■ **Set task**:
Each record below is to be copied word for word, with pictures removed.

■ **Data supplied**:
- - - - - - -

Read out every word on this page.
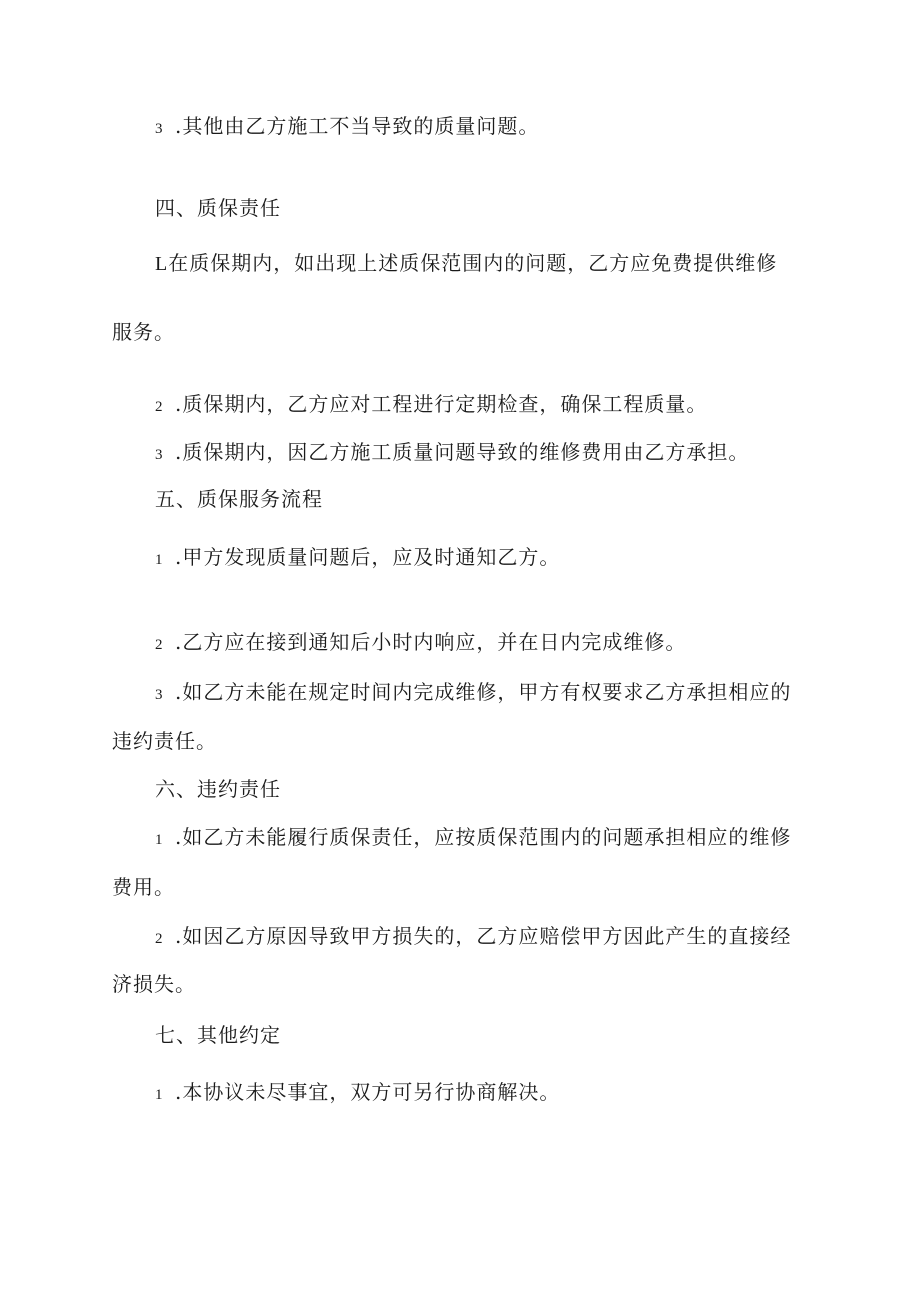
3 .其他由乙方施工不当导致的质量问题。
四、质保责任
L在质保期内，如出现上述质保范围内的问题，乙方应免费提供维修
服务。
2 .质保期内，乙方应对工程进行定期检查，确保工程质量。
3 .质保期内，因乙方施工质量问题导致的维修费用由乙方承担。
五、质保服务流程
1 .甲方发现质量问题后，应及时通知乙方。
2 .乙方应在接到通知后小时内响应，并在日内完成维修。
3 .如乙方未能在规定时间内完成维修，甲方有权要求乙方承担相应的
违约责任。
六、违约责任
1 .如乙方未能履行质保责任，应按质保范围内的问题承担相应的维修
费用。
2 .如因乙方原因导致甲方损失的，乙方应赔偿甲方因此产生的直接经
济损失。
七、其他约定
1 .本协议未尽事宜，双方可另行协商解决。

- - - - - - -

■ **Expected answer**:
Read out every word on this page.
3 .其他由乙方施工不当导致的质量问题。
四、质保责任
L在质保期内，如出现上述质保范围内的问题，乙方应免费提供维修
服务。
2 .质保期内，乙方应对工程进行定期检查，确保工程质量。
3 .质保期内，因乙方施工质量问题导致的维修费用由乙方承担。
五、质保服务流程
1 .甲方发现质量问题后，应及时通知乙方。
2 .乙方应在接到通知后小时内响应，并在日内完成维修。
3 .如乙方未能在规定时间内完成维修，甲方有权要求乙方承担相应的
违约责任。
六、违约责任
1 .如乙方未能履行质保责任，应按质保范围内的问题承担相应的维修
费用。
2 .如因乙方原因导致甲方损失的，乙方应赔偿甲方因此产生的直接经
济损失。
七、其他约定
1 .本协议未尽事宜，双方可另行协商解决。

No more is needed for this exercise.